# [WHAT TO PRODUCE]
Transcribe all of the material exactly. Any picture in it should be left out.

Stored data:
============

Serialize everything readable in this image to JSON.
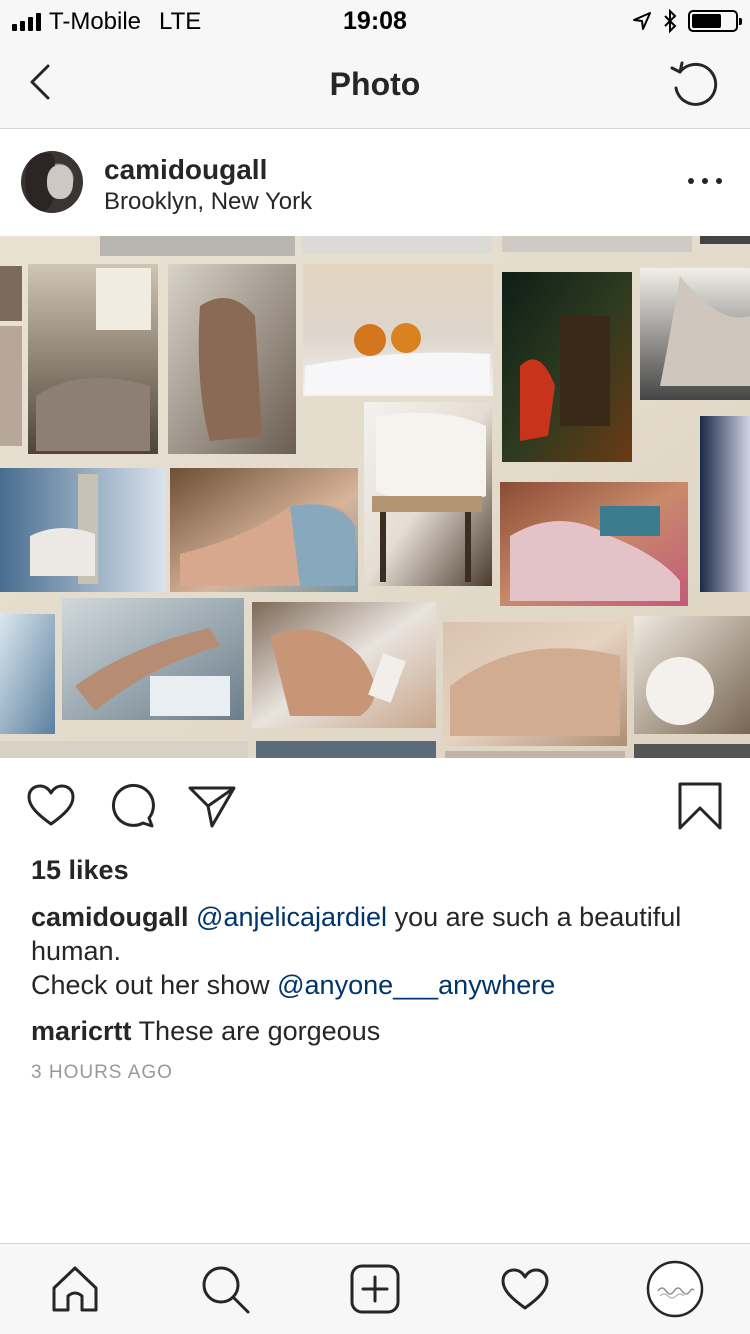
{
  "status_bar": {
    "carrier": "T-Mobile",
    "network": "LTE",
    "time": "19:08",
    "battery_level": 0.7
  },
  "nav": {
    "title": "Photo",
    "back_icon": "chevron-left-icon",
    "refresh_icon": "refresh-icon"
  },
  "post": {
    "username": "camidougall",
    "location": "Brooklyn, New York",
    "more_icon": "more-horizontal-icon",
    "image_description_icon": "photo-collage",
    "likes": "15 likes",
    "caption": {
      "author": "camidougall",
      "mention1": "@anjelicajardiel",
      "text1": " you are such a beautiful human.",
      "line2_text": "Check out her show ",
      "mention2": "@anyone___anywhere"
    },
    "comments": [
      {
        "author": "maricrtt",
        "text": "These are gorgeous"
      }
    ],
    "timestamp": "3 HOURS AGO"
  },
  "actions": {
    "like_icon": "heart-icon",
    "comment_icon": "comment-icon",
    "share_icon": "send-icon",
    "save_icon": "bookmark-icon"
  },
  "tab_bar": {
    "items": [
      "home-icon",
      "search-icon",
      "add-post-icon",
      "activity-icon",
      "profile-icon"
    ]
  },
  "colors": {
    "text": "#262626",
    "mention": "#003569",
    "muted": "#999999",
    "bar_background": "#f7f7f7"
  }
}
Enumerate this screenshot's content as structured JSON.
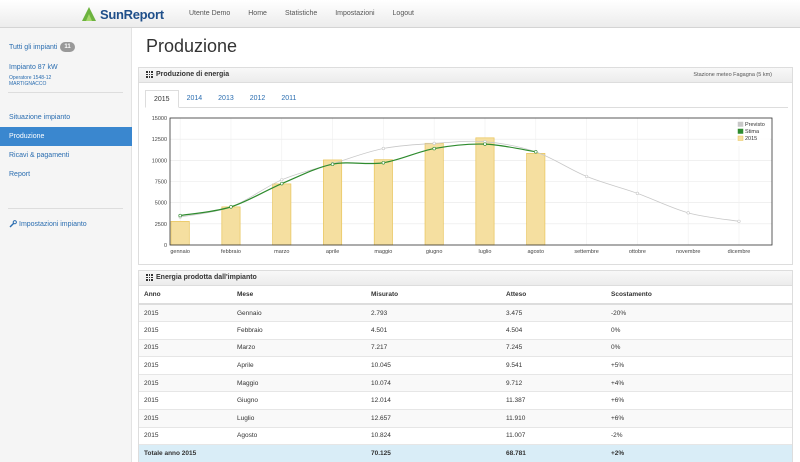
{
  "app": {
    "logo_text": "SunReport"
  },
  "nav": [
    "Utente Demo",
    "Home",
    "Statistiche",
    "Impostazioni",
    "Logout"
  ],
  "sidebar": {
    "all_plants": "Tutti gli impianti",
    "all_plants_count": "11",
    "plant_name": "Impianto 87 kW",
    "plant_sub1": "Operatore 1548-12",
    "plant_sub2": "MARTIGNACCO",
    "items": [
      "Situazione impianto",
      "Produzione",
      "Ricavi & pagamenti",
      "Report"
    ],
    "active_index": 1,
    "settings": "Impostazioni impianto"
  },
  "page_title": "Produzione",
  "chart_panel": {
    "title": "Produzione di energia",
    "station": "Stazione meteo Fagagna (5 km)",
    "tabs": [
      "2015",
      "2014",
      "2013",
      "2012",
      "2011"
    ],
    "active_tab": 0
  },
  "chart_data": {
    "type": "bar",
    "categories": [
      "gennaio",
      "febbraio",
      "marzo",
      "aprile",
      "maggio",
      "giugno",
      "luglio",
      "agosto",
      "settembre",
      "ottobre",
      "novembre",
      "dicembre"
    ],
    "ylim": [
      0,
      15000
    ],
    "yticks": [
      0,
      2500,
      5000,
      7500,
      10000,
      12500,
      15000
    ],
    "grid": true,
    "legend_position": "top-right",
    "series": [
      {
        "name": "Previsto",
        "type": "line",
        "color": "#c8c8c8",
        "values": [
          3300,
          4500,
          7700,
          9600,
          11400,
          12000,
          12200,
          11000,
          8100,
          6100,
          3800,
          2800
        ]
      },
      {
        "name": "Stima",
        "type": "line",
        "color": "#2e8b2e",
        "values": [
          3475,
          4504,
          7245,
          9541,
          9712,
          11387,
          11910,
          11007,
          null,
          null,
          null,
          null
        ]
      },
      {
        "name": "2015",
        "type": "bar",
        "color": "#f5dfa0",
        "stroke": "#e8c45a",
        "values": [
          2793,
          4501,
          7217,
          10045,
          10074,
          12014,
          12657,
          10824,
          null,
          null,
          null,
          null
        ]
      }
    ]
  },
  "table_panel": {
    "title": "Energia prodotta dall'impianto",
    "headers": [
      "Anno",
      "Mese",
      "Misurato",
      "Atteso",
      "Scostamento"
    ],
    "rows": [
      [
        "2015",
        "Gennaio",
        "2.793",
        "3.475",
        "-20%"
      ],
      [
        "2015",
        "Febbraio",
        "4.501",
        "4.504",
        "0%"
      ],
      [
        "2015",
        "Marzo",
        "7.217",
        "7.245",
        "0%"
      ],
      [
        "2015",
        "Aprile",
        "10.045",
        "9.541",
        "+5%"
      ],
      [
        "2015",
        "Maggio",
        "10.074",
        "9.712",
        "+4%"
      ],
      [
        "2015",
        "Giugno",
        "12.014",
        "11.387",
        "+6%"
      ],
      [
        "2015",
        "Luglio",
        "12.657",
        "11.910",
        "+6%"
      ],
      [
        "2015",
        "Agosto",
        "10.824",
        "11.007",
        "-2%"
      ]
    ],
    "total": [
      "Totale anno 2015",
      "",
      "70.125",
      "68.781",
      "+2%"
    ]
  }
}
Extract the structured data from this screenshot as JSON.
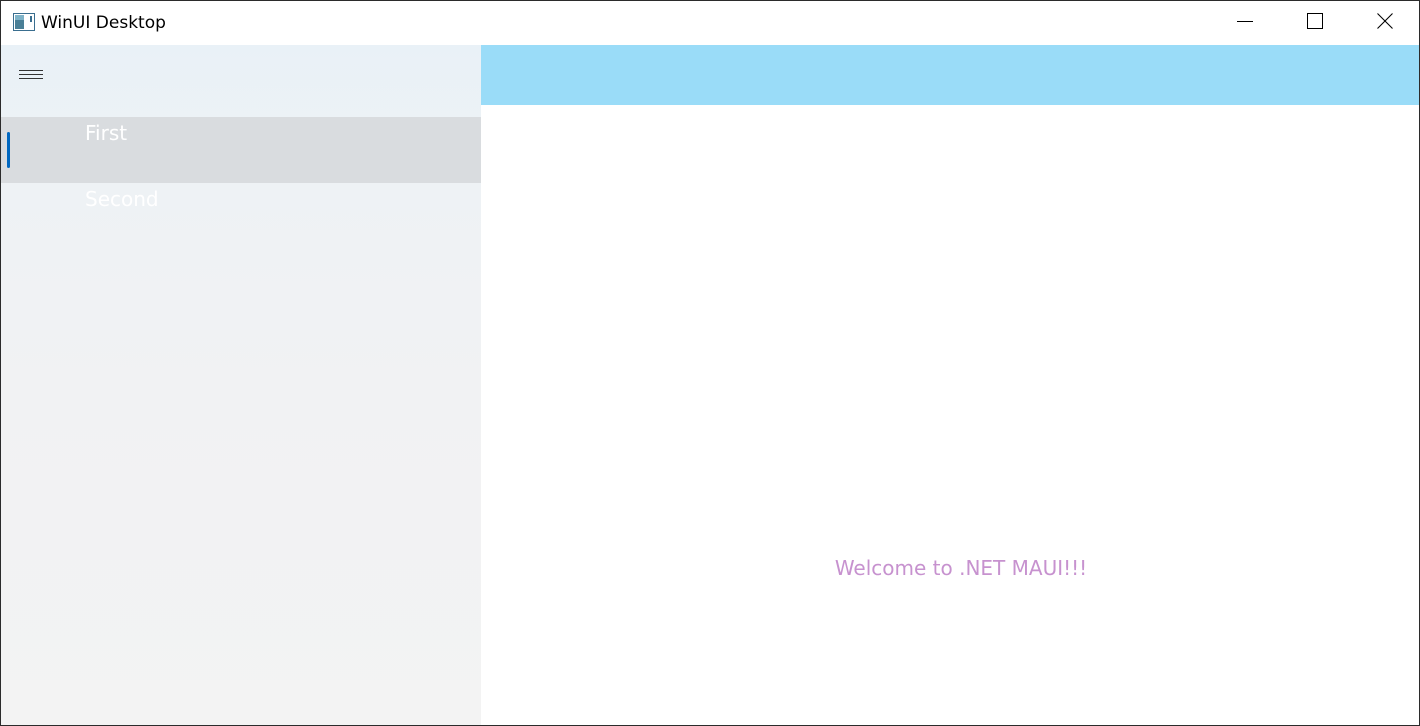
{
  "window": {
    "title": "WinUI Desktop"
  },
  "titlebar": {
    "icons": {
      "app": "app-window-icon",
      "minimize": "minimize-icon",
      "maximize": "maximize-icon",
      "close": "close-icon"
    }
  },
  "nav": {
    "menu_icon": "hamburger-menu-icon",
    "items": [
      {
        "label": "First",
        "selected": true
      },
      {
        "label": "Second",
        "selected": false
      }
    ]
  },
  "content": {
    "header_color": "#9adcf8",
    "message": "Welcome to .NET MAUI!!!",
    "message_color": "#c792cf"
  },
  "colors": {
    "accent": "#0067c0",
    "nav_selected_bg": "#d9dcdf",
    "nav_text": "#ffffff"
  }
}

============

# [RESPONSE TO THIS EXERCISE]
Serialize everything readable in this image to JSON.
{
  "status_bar": {
    "carrier": "T-Mobile",
    "network": "LTE",
    "time": "19:08",
    "battery_level": 0.7
  },
  "nav": {
    "title": "Photo",
    "back_icon": "chevron-left-icon",
    "refresh_icon": "refresh-icon"
  },
  "post": {
    "username": "camidougall",
    "location": "Brooklyn, New York",
    "more_icon": "more-horizontal-icon",
    "image_description_icon": "photo-collage",
    "likes": "15 likes",
    "caption": {
      "author": "camidougall",
      "mention1": "@anjelicajardiel",
      "text1": " you are such a beautiful human.",
      "line2_text": "Check out her show ",
      "mention2": "@anyone___anywhere"
    },
    "comments": [
      {
        "author": "maricrtt",
        "text": "These are gorgeous"
      }
    ],
    "timestamp": "3 HOURS AGO"
  },
  "actions": {
    "like_icon": "heart-icon",
    "comment_icon": "comment-icon",
    "share_icon": "send-icon",
    "save_icon": "bookmark-icon"
  },
  "tab_bar": {
    "items": [
      "home-icon",
      "search-icon",
      "add-post-icon",
      "activity-icon",
      "profile-icon"
    ]
  },
  "colors": {
    "text": "#262626",
    "mention": "#003569",
    "muted": "#999999",
    "bar_background": "#f7f7f7"
  }
}
Enumerate this screenshot's content as structured JSON.
{
  "app": {
    "logo_text": "SunReport"
  },
  "nav": [
    "Utente Demo",
    "Home",
    "Statistiche",
    "Impostazioni",
    "Logout"
  ],
  "sidebar": {
    "all_plants": "Tutti gli impianti",
    "all_plants_count": "11",
    "plant_name": "Impianto 87 kW",
    "plant_sub1": "Operatore 1548-12",
    "plant_sub2": "MARTIGNACCO",
    "items": [
      "Situazione impianto",
      "Produzione",
      "Ricavi & pagamenti",
      "Report"
    ],
    "active_index": 1,
    "settings": "Impostazioni impianto"
  },
  "page_title": "Produzione",
  "chart_panel": {
    "title": "Produzione di energia",
    "station": "Stazione meteo Fagagna (5 km)",
    "tabs": [
      "2015",
      "2014",
      "2013",
      "2012",
      "2011"
    ],
    "active_tab": 0
  },
  "chart_data": {
    "type": "bar",
    "categories": [
      "gennaio",
      "febbraio",
      "marzo",
      "aprile",
      "maggio",
      "giugno",
      "luglio",
      "agosto",
      "settembre",
      "ottobre",
      "novembre",
      "dicembre"
    ],
    "ylim": [
      0,
      15000
    ],
    "yticks": [
      0,
      2500,
      5000,
      7500,
      10000,
      12500,
      15000
    ],
    "grid": true,
    "legend_position": "top-right",
    "series": [
      {
        "name": "Previsto",
        "type": "line",
        "color": "#c8c8c8",
        "values": [
          3300,
          4500,
          7700,
          9600,
          11400,
          12000,
          12200,
          11000,
          8100,
          6100,
          3800,
          2800
        ]
      },
      {
        "name": "Stima",
        "type": "line",
        "color": "#2e8b2e",
        "values": [
          3475,
          4504,
          7245,
          9541,
          9712,
          11387,
          11910,
          11007,
          null,
          null,
          null,
          null
        ]
      },
      {
        "name": "2015",
        "type": "bar",
        "color": "#f5dfa0",
        "stroke": "#e8c45a",
        "values": [
          2793,
          4501,
          7217,
          10045,
          10074,
          12014,
          12657,
          10824,
          null,
          null,
          null,
          null
        ]
      }
    ]
  },
  "table_panel": {
    "title": "Energia prodotta dall'impianto",
    "headers": [
      "Anno",
      "Mese",
      "Misurato",
      "Atteso",
      "Scostamento"
    ],
    "rows": [
      [
        "2015",
        "Gennaio",
        "2.793",
        "3.475",
        "-20%"
      ],
      [
        "2015",
        "Febbraio",
        "4.501",
        "4.504",
        "0%"
      ],
      [
        "2015",
        "Marzo",
        "7.217",
        "7.245",
        "0%"
      ],
      [
        "2015",
        "Aprile",
        "10.045",
        "9.541",
        "+5%"
      ],
      [
        "2015",
        "Maggio",
        "10.074",
        "9.712",
        "+4%"
      ],
      [
        "2015",
        "Giugno",
        "12.014",
        "11.387",
        "+6%"
      ],
      [
        "2015",
        "Luglio",
        "12.657",
        "11.910",
        "+6%"
      ],
      [
        "2015",
        "Agosto",
        "10.824",
        "11.007",
        "-2%"
      ]
    ],
    "total": [
      "Totale anno 2015",
      "",
      "70.125",
      "68.781",
      "+2%"
    ]
  }
}
Extract the structured data from this screenshot as JSON.
{
  "window": {
    "title": "WinUI Desktop"
  },
  "titlebar": {
    "icons": {
      "app": "app-window-icon",
      "minimize": "minimize-icon",
      "maximize": "maximize-icon",
      "close": "close-icon"
    }
  },
  "nav": {
    "menu_icon": "hamburger-menu-icon",
    "items": [
      {
        "label": "First",
        "selected": true
      },
      {
        "label": "Second",
        "selected": false
      }
    ]
  },
  "content": {
    "header_color": "#9adcf8",
    "message": "Welcome to .NET MAUI!!!",
    "message_color": "#c792cf"
  },
  "colors": {
    "accent": "#0067c0",
    "nav_selected_bg": "#d9dcdf",
    "nav_text": "#ffffff"
  }
}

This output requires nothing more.